* **What you will do**
Which lines in the records below hold the word "regulated"? Copy each of them.

(Items from a figure collection)

·····

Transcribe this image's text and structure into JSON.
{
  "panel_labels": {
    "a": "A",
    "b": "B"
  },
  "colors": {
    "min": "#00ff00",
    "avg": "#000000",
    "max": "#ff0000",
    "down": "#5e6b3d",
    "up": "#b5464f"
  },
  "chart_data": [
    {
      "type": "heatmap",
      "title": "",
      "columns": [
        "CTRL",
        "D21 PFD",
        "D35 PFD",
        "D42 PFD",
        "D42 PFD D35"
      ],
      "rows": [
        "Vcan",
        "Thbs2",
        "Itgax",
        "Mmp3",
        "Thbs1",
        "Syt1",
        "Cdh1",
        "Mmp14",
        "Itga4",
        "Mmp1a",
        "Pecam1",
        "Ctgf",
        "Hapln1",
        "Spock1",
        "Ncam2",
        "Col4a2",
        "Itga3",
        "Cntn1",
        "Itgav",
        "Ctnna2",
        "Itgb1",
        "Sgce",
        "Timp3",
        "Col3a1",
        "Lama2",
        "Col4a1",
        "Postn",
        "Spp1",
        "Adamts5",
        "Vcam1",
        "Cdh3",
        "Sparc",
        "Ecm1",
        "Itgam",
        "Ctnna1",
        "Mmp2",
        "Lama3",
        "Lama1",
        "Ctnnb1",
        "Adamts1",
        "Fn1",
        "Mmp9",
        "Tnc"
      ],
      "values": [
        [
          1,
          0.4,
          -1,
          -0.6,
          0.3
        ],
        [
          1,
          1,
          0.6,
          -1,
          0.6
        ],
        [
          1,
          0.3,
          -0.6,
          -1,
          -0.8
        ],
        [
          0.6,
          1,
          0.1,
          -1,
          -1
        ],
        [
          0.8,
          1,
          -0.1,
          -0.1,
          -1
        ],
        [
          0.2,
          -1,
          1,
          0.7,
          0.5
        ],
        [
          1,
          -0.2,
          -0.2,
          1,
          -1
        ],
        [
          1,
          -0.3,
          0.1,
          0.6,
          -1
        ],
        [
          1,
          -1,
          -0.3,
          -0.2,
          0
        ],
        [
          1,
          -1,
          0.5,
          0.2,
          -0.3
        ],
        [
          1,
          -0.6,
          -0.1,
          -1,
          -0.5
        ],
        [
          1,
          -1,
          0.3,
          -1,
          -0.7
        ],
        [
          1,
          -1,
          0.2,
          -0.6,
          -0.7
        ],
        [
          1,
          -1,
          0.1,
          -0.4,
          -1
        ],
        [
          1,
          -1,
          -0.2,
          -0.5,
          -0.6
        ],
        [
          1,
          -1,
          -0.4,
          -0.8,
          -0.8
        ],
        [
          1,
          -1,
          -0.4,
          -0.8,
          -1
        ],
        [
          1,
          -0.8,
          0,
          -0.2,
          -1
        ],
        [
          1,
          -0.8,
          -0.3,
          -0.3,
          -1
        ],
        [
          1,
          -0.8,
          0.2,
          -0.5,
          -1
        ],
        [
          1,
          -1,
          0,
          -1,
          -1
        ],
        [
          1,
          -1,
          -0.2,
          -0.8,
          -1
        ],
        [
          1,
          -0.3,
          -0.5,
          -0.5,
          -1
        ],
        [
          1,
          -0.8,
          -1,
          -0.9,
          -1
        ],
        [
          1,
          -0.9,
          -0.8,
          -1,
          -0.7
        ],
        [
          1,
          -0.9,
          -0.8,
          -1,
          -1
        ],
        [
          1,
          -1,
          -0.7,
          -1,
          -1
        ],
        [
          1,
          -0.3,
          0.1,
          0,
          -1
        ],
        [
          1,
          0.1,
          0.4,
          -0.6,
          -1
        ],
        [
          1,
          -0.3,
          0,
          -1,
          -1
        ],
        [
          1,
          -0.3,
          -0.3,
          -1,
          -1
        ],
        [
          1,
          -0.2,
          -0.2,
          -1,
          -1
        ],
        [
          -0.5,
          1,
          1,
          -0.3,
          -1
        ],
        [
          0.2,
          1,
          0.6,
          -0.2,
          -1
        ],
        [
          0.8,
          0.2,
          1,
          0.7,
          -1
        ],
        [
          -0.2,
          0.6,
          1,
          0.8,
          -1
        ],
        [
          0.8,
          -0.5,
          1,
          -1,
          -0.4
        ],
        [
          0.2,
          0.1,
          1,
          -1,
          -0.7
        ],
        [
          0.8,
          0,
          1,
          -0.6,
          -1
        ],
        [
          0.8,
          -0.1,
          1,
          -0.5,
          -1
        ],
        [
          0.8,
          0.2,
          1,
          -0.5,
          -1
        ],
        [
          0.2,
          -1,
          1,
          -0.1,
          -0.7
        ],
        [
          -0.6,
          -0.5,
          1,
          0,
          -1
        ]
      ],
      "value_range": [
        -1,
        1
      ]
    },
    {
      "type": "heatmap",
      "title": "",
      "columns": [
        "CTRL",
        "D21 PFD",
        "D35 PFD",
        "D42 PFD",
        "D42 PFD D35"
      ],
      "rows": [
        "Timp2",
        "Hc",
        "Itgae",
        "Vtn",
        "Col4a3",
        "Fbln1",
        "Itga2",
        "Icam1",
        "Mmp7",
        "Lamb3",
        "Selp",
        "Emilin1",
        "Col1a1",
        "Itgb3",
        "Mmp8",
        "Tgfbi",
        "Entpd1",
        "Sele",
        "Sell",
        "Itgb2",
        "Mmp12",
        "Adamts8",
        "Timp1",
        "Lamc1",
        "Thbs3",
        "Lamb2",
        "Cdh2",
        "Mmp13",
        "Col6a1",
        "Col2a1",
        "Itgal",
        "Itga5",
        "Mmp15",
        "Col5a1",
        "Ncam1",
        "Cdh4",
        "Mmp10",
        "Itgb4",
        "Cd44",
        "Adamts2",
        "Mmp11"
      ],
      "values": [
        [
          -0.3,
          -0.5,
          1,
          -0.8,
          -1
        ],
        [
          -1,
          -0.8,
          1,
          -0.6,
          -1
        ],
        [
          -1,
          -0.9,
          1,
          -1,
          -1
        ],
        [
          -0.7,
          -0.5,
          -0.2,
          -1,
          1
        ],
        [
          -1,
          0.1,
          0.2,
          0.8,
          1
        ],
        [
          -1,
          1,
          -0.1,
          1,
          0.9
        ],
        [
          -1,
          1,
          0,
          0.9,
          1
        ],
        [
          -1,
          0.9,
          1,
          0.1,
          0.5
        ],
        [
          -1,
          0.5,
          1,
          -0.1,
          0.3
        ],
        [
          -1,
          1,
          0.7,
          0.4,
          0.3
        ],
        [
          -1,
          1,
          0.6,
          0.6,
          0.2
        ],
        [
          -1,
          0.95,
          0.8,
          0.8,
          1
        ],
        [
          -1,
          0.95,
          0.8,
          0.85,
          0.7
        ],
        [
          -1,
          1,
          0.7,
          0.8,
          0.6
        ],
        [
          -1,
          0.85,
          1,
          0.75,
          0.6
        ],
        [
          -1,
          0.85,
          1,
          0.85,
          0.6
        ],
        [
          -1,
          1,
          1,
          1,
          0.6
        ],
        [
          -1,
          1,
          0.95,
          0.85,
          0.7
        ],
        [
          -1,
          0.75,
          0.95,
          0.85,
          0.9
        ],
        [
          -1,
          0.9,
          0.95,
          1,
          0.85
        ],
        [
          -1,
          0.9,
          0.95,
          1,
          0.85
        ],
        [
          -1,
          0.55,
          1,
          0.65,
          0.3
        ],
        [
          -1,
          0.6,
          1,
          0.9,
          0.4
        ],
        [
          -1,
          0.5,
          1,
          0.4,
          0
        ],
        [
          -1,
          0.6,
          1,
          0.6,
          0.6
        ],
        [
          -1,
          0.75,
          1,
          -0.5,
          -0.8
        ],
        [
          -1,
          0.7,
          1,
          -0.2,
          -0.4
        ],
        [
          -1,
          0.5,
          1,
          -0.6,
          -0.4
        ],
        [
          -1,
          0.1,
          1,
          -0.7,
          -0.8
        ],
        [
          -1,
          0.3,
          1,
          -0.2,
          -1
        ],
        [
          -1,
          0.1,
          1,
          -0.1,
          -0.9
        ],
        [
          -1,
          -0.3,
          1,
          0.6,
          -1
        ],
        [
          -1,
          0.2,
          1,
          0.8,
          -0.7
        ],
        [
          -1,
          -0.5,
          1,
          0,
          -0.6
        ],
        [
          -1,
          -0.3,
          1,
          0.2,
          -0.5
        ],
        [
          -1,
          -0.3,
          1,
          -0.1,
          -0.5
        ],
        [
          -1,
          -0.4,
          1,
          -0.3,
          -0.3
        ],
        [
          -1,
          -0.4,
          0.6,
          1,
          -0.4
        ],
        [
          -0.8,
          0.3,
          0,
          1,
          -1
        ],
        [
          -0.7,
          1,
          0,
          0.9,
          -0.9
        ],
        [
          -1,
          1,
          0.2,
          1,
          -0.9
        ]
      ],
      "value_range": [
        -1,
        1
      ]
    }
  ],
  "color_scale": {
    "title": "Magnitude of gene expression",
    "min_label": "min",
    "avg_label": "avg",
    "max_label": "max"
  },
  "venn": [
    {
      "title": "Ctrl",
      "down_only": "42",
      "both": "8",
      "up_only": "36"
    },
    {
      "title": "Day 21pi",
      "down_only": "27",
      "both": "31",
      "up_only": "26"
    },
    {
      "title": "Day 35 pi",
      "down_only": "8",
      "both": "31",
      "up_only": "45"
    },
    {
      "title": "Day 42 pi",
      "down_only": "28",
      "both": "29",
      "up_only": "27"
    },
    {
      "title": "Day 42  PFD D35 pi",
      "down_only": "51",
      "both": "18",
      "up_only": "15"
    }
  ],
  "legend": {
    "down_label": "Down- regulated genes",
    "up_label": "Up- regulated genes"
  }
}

·····

* **Response to the task**
    "down_label": "Down- regulated genes",
    "up_label": "Up- regulated genes"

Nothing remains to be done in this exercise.